## Listed records
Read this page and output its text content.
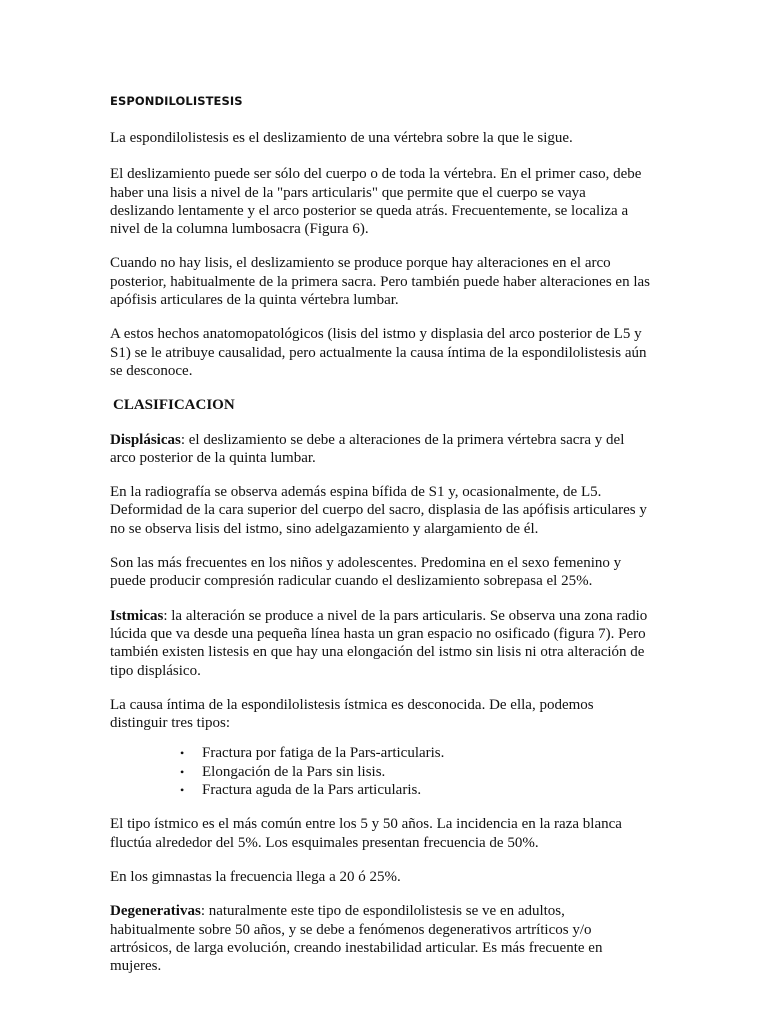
ESPONDILOLISTESIS

La espondilolistesis es el deslizamiento de una vértebra sobre la que le sigue.

El deslizamiento puede ser sólo del cuerpo o de toda la vértebra. En el primer caso, debe haber una lisis a nivel de la "pars articularis" que permite que el cuerpo se vaya deslizando lentamente y el arco posterior se queda atrás. Frecuentemente, se localiza a nivel de la columna lumbosacra (Figura 6).

Cuando no hay lisis, el deslizamiento se produce porque hay alteraciones en el arco posterior, habitualmente de la primera sacra. Pero también puede haber alteraciones en las apófisis articulares de la quinta vértebra lumbar.

A estos hechos anatomopatológicos (lisis del istmo y displasia del arco posterior de L5 y S1) se le atribuye causalidad, pero actualmente la causa íntima de la espondilolistesis aún se desconoce.

CLASIFICACION

Displásicas: el deslizamiento se debe a alteraciones de la primera vértebra sacra y del arco posterior de la quinta lumbar.

En la radiografía se observa además espina bífida de S1 y, ocasionalmente, de L5. Deformidad de la cara superior del cuerpo del sacro, displasia de las apófisis articulares y no se observa lisis del istmo, sino adelgazamiento y alargamiento de él.

Son las más frecuentes en los niños y adolescentes. Predomina en el sexo femenino y puede producir compresión radicular cuando el deslizamiento sobrepasa el 25%.

Istmicas: la alteración se produce a nivel de la pars articularis. Se observa una zona radio lúcida que va desde una pequeña línea hasta un gran espacio no osificado (figura 7). Pero también existen listesis en que hay una elongación del istmo sin lisis ni otra alteración de tipo displásico.

La causa íntima de la espondilolistesis ístmica es desconocida. De ella, podemos distinguir tres tipos:

• Fractura por fatiga de la Pars-articularis.
• Elongación de la Pars sin lisis.
• Fractura aguda de la Pars articularis.

El tipo ístmico es el más común entre los 5 y 50 años. La incidencia en la raza blanca fluctúa alrededor del 5%. Los esquimales presentan frecuencia de 50%.

En los gimnastas la frecuencia llega a 20 ó 25%.

Degenerativas: naturalmente este tipo de espondilolistesis se ve en adultos, habitualmente sobre 50 años, y se debe a fenómenos degenerativos artríticos y/o artrósicos, de larga evolución, creando inestabilidad articular. Es más frecuente en mujeres.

## Written task
Repeat the data in full and exactly. Omit pictures.

## Answer to this task
Read this page and output its text content.
ESPONDILOLISTESIS

La espondilolistesis es el deslizamiento de una vértebra sobre la que le sigue.

El deslizamiento puede ser sólo del cuerpo o de toda la vértebra. En el primer caso, debe haber una lisis a nivel de la "pars articularis" que permite que el cuerpo se vaya deslizando lentamente y el arco posterior se queda atrás. Frecuentemente, se localiza a nivel de la columna lumbosacra (Figura 6).

Cuando no hay lisis, el deslizamiento se produce porque hay alteraciones en el arco posterior, habitualmente de la primera sacra. Pero también puede haber alteraciones en las apófisis articulares de la quinta vértebra lumbar.

A estos hechos anatomopatológicos (lisis del istmo y displasia del arco posterior de L5 y S1) se le atribuye causalidad, pero actualmente la causa íntima de la espondilolistesis aún se desconoce.

CLASIFICACION

Displásicas: el deslizamiento se debe a alteraciones de la primera vértebra sacra y del arco posterior de la quinta lumbar.

En la radiografía se observa además espina bífida de S1 y, ocasionalmente, de L5. Deformidad de la cara superior del cuerpo del sacro, displasia de las apófisis articulares y no se observa lisis del istmo, sino adelgazamiento y alargamiento de él.

Son las más frecuentes en los niños y adolescentes. Predomina en el sexo femenino y puede producir compresión radicular cuando el deslizamiento sobrepasa el 25%.

Istmicas: la alteración se produce a nivel de la pars articularis. Se observa una zona radio lúcida que va desde una pequeña línea hasta un gran espacio no osificado (figura 7). Pero también existen listesis en que hay una elongación del istmo sin lisis ni otra alteración de tipo displásico.

La causa íntima de la espondilolistesis ístmica es desconocida. De ella, podemos distinguir tres tipos:

• Fractura por fatiga de la Pars-articularis.
• Elongación de la Pars sin lisis.
• Fractura aguda de la Pars articularis.

El tipo ístmico es el más común entre los 5 y 50 años. La incidencia en la raza blanca fluctúa alrededor del 5%. Los esquimales presentan frecuencia de 50%.

En los gimnastas la frecuencia llega a 20 ó 25%.

Degenerativas: naturalmente este tipo de espondilolistesis se ve en adultos, habitualmente sobre 50 años, y se debe a fenómenos degenerativos artríticos y/o artrósicos, de larga evolución, creando inestabilidad articular. Es más frecuente en mujeres.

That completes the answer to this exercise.